_Short task_
Check the listing below line by line and report how many lines hold "from", with no other words.
** Start of Input rows **
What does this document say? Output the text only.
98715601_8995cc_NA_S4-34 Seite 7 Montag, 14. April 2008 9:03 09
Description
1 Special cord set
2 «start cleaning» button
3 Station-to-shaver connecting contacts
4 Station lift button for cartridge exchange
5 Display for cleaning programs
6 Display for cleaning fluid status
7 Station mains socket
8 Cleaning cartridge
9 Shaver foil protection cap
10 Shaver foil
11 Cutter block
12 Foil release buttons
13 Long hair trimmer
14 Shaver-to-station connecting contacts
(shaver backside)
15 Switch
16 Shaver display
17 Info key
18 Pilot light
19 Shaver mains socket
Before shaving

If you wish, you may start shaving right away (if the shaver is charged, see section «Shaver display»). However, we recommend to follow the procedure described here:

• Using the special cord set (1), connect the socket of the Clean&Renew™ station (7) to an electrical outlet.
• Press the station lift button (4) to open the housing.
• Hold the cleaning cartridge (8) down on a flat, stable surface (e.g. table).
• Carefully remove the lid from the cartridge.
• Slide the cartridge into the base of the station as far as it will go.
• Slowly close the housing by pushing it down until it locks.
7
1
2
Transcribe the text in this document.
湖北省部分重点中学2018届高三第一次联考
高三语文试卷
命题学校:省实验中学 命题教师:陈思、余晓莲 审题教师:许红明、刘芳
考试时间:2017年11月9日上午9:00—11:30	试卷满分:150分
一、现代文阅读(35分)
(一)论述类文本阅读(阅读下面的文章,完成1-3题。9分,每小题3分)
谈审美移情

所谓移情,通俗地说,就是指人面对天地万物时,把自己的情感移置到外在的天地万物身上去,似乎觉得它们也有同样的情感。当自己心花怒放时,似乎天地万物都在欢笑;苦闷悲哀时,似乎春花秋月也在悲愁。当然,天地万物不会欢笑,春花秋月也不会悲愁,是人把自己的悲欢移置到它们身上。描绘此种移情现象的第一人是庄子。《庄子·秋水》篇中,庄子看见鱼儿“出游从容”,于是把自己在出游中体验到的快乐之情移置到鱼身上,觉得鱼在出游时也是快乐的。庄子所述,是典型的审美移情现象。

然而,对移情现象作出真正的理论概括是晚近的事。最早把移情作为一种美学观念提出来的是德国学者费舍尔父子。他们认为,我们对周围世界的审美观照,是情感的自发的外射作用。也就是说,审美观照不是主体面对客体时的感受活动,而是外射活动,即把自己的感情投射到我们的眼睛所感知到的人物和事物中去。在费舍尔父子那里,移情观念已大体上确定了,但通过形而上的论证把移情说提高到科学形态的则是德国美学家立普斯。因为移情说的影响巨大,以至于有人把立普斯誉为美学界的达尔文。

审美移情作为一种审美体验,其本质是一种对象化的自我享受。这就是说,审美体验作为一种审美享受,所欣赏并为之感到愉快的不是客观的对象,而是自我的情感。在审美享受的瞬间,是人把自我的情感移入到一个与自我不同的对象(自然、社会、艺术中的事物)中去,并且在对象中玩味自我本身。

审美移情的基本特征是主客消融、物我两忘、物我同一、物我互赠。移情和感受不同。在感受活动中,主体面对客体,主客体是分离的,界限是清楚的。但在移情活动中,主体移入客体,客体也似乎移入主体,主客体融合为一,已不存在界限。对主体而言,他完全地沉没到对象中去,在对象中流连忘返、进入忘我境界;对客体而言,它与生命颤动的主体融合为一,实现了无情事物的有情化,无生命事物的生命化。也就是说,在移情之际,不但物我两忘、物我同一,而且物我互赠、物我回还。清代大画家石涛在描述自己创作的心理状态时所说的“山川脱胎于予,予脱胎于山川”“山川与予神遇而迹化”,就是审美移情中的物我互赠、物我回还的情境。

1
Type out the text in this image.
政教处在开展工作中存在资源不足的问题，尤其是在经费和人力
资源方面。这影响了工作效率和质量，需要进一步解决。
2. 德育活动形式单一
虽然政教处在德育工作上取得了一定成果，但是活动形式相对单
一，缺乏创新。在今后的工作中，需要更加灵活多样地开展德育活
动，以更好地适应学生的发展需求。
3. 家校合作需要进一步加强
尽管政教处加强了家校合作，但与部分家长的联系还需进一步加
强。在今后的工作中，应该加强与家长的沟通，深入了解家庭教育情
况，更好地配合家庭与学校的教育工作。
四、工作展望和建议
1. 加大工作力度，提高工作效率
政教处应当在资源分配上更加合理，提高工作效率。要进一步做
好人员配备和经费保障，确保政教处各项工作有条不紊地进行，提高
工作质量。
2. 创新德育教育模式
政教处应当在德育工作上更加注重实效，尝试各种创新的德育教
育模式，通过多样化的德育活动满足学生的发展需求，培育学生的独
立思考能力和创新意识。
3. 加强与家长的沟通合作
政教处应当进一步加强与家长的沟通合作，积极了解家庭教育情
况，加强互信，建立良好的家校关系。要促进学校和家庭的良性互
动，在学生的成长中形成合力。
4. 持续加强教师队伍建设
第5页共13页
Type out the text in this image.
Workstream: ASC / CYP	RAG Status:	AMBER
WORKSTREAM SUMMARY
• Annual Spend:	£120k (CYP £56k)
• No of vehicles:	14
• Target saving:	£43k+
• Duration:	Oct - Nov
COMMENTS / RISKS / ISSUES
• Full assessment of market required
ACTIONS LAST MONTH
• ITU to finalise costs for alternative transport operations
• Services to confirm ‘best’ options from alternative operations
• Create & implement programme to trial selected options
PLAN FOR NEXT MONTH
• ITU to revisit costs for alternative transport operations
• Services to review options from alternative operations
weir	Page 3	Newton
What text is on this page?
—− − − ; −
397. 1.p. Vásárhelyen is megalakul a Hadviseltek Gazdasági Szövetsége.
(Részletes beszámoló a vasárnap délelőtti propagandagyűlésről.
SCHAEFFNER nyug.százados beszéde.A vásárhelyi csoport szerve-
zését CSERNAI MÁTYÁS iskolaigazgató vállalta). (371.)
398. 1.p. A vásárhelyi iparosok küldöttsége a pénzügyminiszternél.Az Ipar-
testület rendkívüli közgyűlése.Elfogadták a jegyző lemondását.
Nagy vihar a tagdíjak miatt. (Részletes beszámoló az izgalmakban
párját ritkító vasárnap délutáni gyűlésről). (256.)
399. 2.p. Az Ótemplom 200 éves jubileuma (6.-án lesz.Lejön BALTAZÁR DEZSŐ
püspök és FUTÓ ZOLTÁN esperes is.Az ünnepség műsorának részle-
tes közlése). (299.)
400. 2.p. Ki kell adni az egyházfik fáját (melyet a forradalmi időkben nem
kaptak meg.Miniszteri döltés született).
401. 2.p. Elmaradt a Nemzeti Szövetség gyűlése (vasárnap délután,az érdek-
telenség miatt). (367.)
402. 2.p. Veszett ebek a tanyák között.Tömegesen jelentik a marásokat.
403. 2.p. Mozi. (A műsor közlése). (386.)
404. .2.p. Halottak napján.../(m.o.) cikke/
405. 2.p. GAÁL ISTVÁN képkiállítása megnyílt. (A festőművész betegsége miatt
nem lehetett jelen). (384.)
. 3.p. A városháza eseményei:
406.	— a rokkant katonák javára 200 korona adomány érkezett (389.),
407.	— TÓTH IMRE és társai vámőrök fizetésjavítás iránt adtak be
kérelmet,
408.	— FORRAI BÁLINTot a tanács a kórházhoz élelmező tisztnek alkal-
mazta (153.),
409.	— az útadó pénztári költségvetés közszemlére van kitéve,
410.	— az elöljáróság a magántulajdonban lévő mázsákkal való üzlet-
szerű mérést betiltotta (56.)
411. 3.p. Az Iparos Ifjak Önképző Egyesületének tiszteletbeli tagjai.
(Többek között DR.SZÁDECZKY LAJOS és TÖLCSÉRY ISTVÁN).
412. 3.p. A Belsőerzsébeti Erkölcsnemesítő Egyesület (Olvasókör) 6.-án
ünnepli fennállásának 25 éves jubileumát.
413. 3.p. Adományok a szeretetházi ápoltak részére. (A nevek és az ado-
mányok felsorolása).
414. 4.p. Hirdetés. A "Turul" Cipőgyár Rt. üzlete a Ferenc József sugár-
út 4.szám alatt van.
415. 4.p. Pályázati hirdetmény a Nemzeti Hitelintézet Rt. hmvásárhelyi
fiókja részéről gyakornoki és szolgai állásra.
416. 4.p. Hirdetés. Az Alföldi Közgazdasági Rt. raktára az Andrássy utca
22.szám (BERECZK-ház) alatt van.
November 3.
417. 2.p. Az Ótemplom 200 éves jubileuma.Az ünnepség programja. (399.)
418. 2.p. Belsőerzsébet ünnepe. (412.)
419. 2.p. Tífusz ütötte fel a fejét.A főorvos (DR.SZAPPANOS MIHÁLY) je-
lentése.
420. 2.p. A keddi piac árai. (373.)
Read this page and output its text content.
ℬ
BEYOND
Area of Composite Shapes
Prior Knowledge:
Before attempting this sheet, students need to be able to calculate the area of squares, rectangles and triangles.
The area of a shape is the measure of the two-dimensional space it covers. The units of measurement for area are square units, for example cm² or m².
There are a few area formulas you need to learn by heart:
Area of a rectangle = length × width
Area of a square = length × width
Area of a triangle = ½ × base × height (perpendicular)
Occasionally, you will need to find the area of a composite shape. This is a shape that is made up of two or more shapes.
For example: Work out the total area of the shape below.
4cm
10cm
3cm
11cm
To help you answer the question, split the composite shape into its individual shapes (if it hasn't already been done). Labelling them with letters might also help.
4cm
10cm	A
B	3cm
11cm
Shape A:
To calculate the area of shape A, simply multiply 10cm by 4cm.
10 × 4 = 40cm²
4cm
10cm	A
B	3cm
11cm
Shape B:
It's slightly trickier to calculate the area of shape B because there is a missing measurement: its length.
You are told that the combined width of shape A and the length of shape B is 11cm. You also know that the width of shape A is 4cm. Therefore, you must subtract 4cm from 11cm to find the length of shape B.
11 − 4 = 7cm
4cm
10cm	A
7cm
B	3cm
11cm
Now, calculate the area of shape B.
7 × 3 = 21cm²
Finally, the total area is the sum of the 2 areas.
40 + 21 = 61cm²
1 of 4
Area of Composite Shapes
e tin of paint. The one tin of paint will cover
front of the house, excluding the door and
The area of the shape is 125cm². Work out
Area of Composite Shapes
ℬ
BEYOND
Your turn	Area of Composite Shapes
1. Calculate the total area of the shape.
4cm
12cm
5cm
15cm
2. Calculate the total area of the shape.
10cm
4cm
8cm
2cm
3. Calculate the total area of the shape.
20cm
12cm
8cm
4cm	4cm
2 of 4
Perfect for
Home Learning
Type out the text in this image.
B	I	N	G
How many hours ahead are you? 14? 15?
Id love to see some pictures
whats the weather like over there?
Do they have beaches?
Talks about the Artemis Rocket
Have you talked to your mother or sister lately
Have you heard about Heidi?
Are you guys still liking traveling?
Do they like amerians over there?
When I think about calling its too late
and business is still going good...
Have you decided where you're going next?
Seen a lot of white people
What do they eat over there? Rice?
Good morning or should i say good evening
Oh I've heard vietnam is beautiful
** End of Input rows **
_Expected output_
4